* start GIVEN ENTRIES *

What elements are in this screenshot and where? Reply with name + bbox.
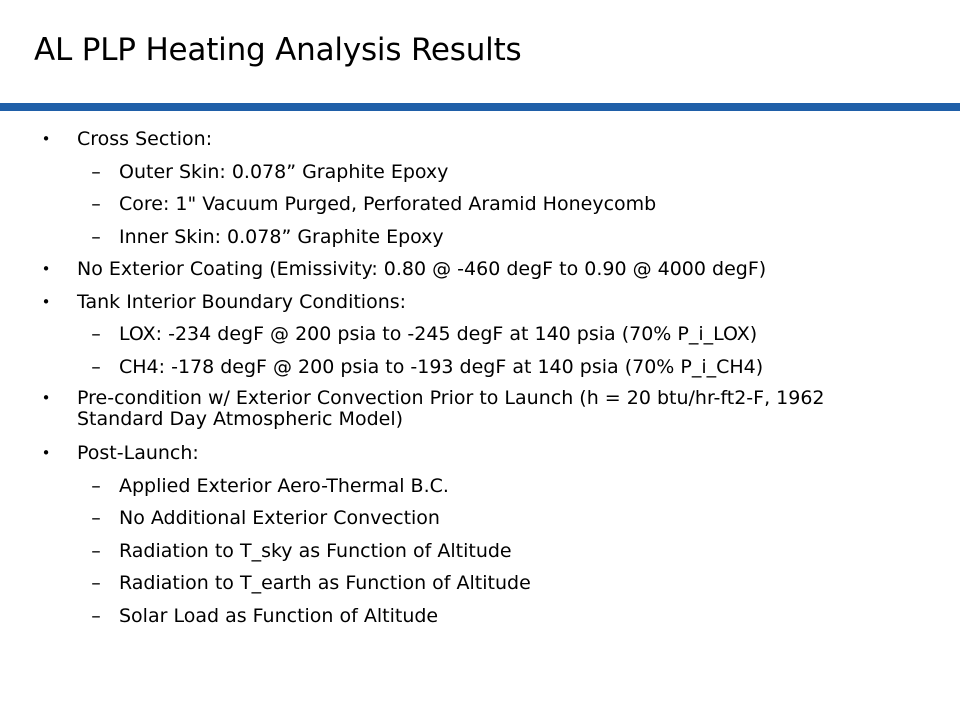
bullet-icon: •	[41, 260, 51, 278]
bullet-item: • Tank Interior Boundary Conditions:	[0, 286, 960, 319]
dash-icon: –	[91, 539, 101, 562]
dash-icon: –	[91, 572, 101, 594]
sub-bullet-text: Radiation to T_earth as Function of Alti…	[119, 572, 531, 594]
bullet-icon: •	[41, 444, 51, 462]
dash-icon: –	[91, 355, 101, 378]
sub-bullet-item: – Radiation to T_sky as Function of Altit…	[0, 535, 960, 568]
dash-icon: –	[91, 193, 101, 215]
sub-bullet-text: Solar Load as Function of Altitude	[119, 604, 439, 627]
sub-bullet-item: – Solar Load as Function of Altitude	[0, 600, 960, 633]
sub-bullet-item: – Outer Skin: 0.078” Graphite Epoxy	[0, 156, 960, 189]
bullet-icon: •	[41, 130, 51, 148]
bullet-icon: •	[41, 389, 51, 407]
sub-bullet-item: – CH4: -178 degF @ 200 psia to -193 degF …	[0, 351, 960, 384]
bullet-icon: •	[41, 292, 51, 311]
dash-icon: –	[91, 604, 101, 627]
dash-icon: –	[91, 474, 101, 497]
sub-bullet-text: Outer Skin: 0.078” Graphite Epoxy	[119, 160, 449, 183]
sub-bullet-text: CH4: -178 degF @ 200 psia to -193 degF a…	[119, 355, 764, 378]
bullet-list: • Cross Section: – Outer Skin: 0.078” Grap…	[0, 123, 960, 632]
bullet-text: Pre-condition w/ Exterior Convection Pri…	[77, 387, 825, 430]
sub-bullet-text: Core: 1" Vacuum Purged, Perforated Arami…	[119, 193, 657, 215]
bullet-text: No Exterior Coating (Emissivity: 0.80 @ …	[77, 258, 767, 280]
sub-bullet-item: – Radiation to T_earth as Function of Alt…	[0, 567, 960, 600]
sub-bullet-text: LOX: -234 degF @ 200 psia to -245 degF a…	[119, 323, 758, 345]
sub-bullet-item: – Inner Skin: 0.078” Graphite Epoxy	[0, 221, 960, 254]
dash-icon: –	[91, 160, 101, 183]
bullet-item: • Pre-condition w/ Exterior Convection Pr…	[0, 383, 877, 437]
dash-icon: –	[91, 225, 101, 248]
dash-icon: –	[91, 507, 101, 529]
sub-bullet-item: – Applied Exterior Aero-Thermal B.C.	[0, 470, 960, 503]
bullet-item: • Cross Section:	[0, 123, 960, 156]
sub-bullet-item: – LOX: -234 degF @ 200 psia to -245 degF …	[0, 318, 960, 351]
sub-bullet-text: Inner Skin: 0.078” Graphite Epoxy	[119, 225, 444, 248]
sub-bullet-item: – No Additional Exterior Convection	[0, 502, 960, 535]
sub-bullet-text: Radiation to T_sky as Function of Altitu…	[119, 539, 512, 562]
sub-bullet-text: No Additional Exterior Convection	[119, 507, 440, 529]
slide-title: AL PLP Heating Analysis Results	[34, 32, 522, 68]
sub-bullet-text: Applied Exterior Aero-Thermal B.C.	[119, 474, 449, 497]
bullet-item: • Post-Launch:	[0, 437, 960, 470]
sub-bullet-item: – Core: 1" Vacuum Purged, Perforated Aram…	[0, 188, 960, 221]
bullet-text: Cross Section:	[77, 128, 213, 150]
bullet-item: • No Exterior Coating (Emissivity: 0.80 @…	[0, 253, 960, 286]
bullet-text: Post-Launch:	[77, 442, 199, 464]
title-divider	[0, 103, 960, 111]
dash-icon: –	[91, 323, 101, 345]
bullet-text: Tank Interior Boundary Conditions:	[77, 290, 407, 313]
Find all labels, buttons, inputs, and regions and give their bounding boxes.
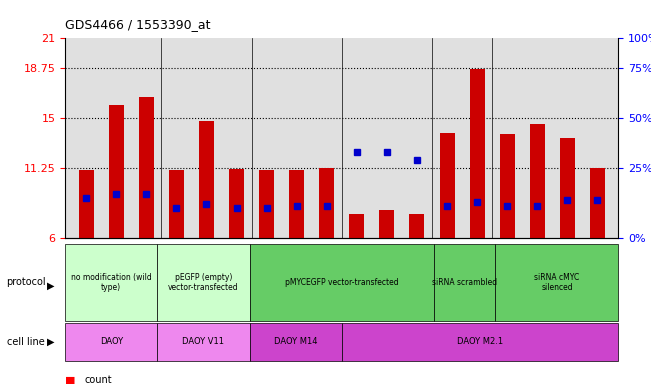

* end GIVEN ENTRIES *

• [THE EXERCISE]:
Copy out every line of the records above verbatim, leaving out the pictures.

• [THE RESPONSE]:
What elements are in this screenshot and where? Reply with name + bbox.
bullet-icon: •	[41, 260, 51, 278]
bullet-item: • Tank Interior Boundary Conditions:	[0, 286, 960, 319]
dash-icon: –	[91, 539, 101, 562]
dash-icon: –	[91, 572, 101, 594]
sub-bullet-text: Radiation to T_earth as Function of Alti…	[119, 572, 531, 594]
bullet-icon: •	[41, 444, 51, 462]
dash-icon: –	[91, 355, 101, 378]
sub-bullet-item: – Radiation to T_sky as Function of Altit…	[0, 535, 960, 568]
dash-icon: –	[91, 193, 101, 215]
sub-bullet-text: Solar Load as Function of Altitude	[119, 604, 439, 627]
sub-bullet-item: – Solar Load as Function of Altitude	[0, 600, 960, 633]
sub-bullet-item: – Outer Skin: 0.078” Graphite Epoxy	[0, 156, 960, 189]
bullet-icon: •	[41, 130, 51, 148]
bullet-icon: •	[41, 389, 51, 407]
sub-bullet-item: – CH4: -178 degF @ 200 psia to -193 degF …	[0, 351, 960, 384]
bullet-icon: •	[41, 292, 51, 311]
dash-icon: –	[91, 604, 101, 627]
dash-icon: –	[91, 474, 101, 497]
sub-bullet-text: Outer Skin: 0.078” Graphite Epoxy	[119, 160, 449, 183]
sub-bullet-text: CH4: -178 degF @ 200 psia to -193 degF a…	[119, 355, 764, 378]
bullet-list: • Cross Section: – Outer Skin: 0.078” Grap…	[0, 123, 960, 632]
bullet-text: Pre-condition w/ Exterior Convection Pri…	[77, 387, 825, 430]
sub-bullet-text: Core: 1" Vacuum Purged, Perforated Arami…	[119, 193, 657, 215]
bullet-text: No Exterior Coating (Emissivity: 0.80 @ …	[77, 258, 767, 280]
sub-bullet-item: – Radiation to T_earth as Function of Alt…	[0, 567, 960, 600]
sub-bullet-text: LOX: -234 degF @ 200 psia to -245 degF a…	[119, 323, 758, 345]
sub-bullet-item: – Inner Skin: 0.078” Graphite Epoxy	[0, 221, 960, 254]
dash-icon: –	[91, 160, 101, 183]
bullet-item: • Pre-condition w/ Exterior Convection Pr…	[0, 383, 877, 437]
dash-icon: –	[91, 225, 101, 248]
dash-icon: –	[91, 507, 101, 529]
sub-bullet-item: – Applied Exterior Aero-Thermal B.C.	[0, 470, 960, 503]
bullet-item: • Cross Section:	[0, 123, 960, 156]
sub-bullet-item: – LOX: -234 degF @ 200 psia to -245 degF …	[0, 318, 960, 351]
sub-bullet-text: Inner Skin: 0.078” Graphite Epoxy	[119, 225, 444, 248]
sub-bullet-item: – No Additional Exterior Convection	[0, 502, 960, 535]
sub-bullet-text: Radiation to T_sky as Function of Altitu…	[119, 539, 512, 562]
sub-bullet-text: No Additional Exterior Convection	[119, 507, 440, 529]
slide-title: AL PLP Heating Analysis Results	[34, 32, 522, 68]
sub-bullet-text: Applied Exterior Aero-Thermal B.C.	[119, 474, 449, 497]
bullet-item: • Post-Launch:	[0, 437, 960, 470]
sub-bullet-item: – Core: 1" Vacuum Purged, Perforated Aram…	[0, 188, 960, 221]
bullet-text: Cross Section:	[77, 128, 213, 150]
bullet-item: • No Exterior Coating (Emissivity: 0.80 @…	[0, 253, 960, 286]
bullet-text: Post-Launch:	[77, 442, 199, 464]
title-divider	[0, 103, 960, 111]
dash-icon: –	[91, 323, 101, 345]
bullet-text: Tank Interior Boundary Conditions:	[77, 290, 407, 313]
Find all labels, buttons, inputs, and regions and give their bounding boxes.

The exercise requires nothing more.